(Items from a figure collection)
• • • • •

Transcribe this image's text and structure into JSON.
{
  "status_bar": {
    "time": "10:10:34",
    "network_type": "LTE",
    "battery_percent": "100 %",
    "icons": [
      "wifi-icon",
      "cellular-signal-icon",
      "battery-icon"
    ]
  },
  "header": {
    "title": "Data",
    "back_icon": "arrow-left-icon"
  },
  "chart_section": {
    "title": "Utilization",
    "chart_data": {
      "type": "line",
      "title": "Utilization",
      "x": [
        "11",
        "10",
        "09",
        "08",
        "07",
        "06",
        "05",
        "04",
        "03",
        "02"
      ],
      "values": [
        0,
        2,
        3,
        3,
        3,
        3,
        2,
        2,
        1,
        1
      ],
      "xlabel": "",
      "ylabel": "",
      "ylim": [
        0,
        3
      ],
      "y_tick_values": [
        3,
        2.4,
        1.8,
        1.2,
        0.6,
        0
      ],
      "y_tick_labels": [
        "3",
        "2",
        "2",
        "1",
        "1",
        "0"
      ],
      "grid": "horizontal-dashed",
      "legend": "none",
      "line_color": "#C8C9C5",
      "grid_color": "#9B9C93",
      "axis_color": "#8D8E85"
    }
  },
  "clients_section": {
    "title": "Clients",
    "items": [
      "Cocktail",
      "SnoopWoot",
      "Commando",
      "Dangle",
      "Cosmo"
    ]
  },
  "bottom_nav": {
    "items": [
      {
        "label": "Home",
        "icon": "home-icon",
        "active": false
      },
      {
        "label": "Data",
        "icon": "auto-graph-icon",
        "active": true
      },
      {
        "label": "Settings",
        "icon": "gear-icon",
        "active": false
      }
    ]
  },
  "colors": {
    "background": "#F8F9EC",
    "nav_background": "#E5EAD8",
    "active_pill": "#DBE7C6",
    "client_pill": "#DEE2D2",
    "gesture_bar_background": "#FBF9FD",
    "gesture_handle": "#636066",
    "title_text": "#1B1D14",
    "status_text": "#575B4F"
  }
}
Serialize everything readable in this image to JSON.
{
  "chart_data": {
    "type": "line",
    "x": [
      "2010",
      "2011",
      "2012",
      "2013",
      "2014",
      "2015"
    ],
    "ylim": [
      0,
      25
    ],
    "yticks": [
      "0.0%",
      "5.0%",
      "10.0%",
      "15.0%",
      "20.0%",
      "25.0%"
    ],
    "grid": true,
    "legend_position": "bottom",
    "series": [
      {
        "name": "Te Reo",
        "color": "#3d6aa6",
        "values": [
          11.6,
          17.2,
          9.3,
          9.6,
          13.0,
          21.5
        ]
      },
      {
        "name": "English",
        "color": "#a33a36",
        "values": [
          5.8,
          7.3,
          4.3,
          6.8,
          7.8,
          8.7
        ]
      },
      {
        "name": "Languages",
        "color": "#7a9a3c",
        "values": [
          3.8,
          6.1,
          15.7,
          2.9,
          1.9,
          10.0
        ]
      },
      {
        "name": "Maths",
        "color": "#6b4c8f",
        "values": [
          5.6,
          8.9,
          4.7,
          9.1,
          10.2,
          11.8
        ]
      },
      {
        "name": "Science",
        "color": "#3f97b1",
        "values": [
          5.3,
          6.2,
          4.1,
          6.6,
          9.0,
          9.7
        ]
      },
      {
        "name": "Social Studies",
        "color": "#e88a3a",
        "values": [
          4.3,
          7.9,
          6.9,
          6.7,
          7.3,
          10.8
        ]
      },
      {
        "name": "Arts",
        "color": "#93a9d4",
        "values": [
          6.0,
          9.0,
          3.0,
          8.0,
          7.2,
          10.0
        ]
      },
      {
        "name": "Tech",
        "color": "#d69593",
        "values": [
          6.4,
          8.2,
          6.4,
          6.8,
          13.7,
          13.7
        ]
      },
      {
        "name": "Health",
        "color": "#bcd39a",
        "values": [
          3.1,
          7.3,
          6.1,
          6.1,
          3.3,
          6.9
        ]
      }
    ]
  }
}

• • • • •

Copy out each record exactly as given, omitting none.

Transcribe this image's text and structure into JSON.
{
  "status_bar": {
    "time": "10:10:34",
    "network_type": "LTE",
    "battery_percent": "100 %",
    "icons": [
      "wifi-icon",
      "cellular-signal-icon",
      "battery-icon"
    ]
  },
  "header": {
    "title": "Data",
    "back_icon": "arrow-left-icon"
  },
  "chart_section": {
    "title": "Utilization",
    "chart_data": {
      "type": "line",
      "title": "Utilization",
      "x": [
        "11",
        "10",
        "09",
        "08",
        "07",
        "06",
        "05",
        "04",
        "03",
        "02"
      ],
      "values": [
        0,
        2,
        3,
        3,
        3,
        3,
        2,
        2,
        1,
        1
      ],
      "xlabel": "",
      "ylabel": "",
      "ylim": [
        0,
        3
      ],
      "y_tick_values": [
        3,
        2.4,
        1.8,
        1.2,
        0.6,
        0
      ],
      "y_tick_labels": [
        "3",
        "2",
        "2",
        "1",
        "1",
        "0"
      ],
      "grid": "horizontal-dashed",
      "legend": "none",
      "line_color": "#C8C9C5",
      "grid_color": "#9B9C93",
      "axis_color": "#8D8E85"
    }
  },
  "clients_section": {
    "title": "Clients",
    "items": [
      "Cocktail",
      "SnoopWoot",
      "Commando",
      "Dangle",
      "Cosmo"
    ]
  },
  "bottom_nav": {
    "items": [
      {
        "label": "Home",
        "icon": "home-icon",
        "active": false
      },
      {
        "label": "Data",
        "icon": "auto-graph-icon",
        "active": true
      },
      {
        "label": "Settings",
        "icon": "gear-icon",
        "active": false
      }
    ]
  },
  "colors": {
    "background": "#F8F9EC",
    "nav_background": "#E5EAD8",
    "active_pill": "#DBE7C6",
    "client_pill": "#DEE2D2",
    "gesture_bar_background": "#FBF9FD",
    "gesture_handle": "#636066",
    "title_text": "#1B1D14",
    "status_text": "#575B4F"
  }
}
Serialize everything readable in this image to JSON.
{
  "chart_data": {
    "type": "line",
    "x": [
      "2010",
      "2011",
      "2012",
      "2013",
      "2014",
      "2015"
    ],
    "ylim": [
      0,
      25
    ],
    "yticks": [
      "0.0%",
      "5.0%",
      "10.0%",
      "15.0%",
      "20.0%",
      "25.0%"
    ],
    "grid": true,
    "legend_position": "bottom",
    "series": [
      {
        "name": "Te Reo",
        "color": "#3d6aa6",
        "values": [
          11.6,
          17.2,
          9.3,
          9.6,
          13.0,
          21.5
        ]
      },
      {
        "name": "English",
        "color": "#a33a36",
        "values": [
          5.8,
          7.3,
          4.3,
          6.8,
          7.8,
          8.7
        ]
      },
      {
        "name": "Languages",
        "color": "#7a9a3c",
        "values": [
          3.8,
          6.1,
          15.7,
          2.9,
          1.9,
          10.0
        ]
      },
      {
        "name": "Maths",
        "color": "#6b4c8f",
        "values": [
          5.6,
          8.9,
          4.7,
          9.1,
          10.2,
          11.8
        ]
      },
      {
        "name": "Science",
        "color": "#3f97b1",
        "values": [
          5.3,
          6.2,
          4.1,
          6.6,
          9.0,
          9.7
        ]
      },
      {
        "name": "Social Studies",
        "color": "#e88a3a",
        "values": [
          4.3,
          7.9,
          6.9,
          6.7,
          7.3,
          10.8
        ]
      },
      {
        "name": "Arts",
        "color": "#93a9d4",
        "values": [
          6.0,
          9.0,
          3.0,
          8.0,
          7.2,
          10.0
        ]
      },
      {
        "name": "Tech",
        "color": "#d69593",
        "values": [
          6.4,
          8.2,
          6.4,
          6.8,
          13.7,
          13.7
        ]
      },
      {
        "name": "Health",
        "color": "#bcd39a",
        "values": [
          3.1,
          7.3,
          6.1,
          6.1,
          3.3,
          6.9
        ]
      }
    ]
  }
}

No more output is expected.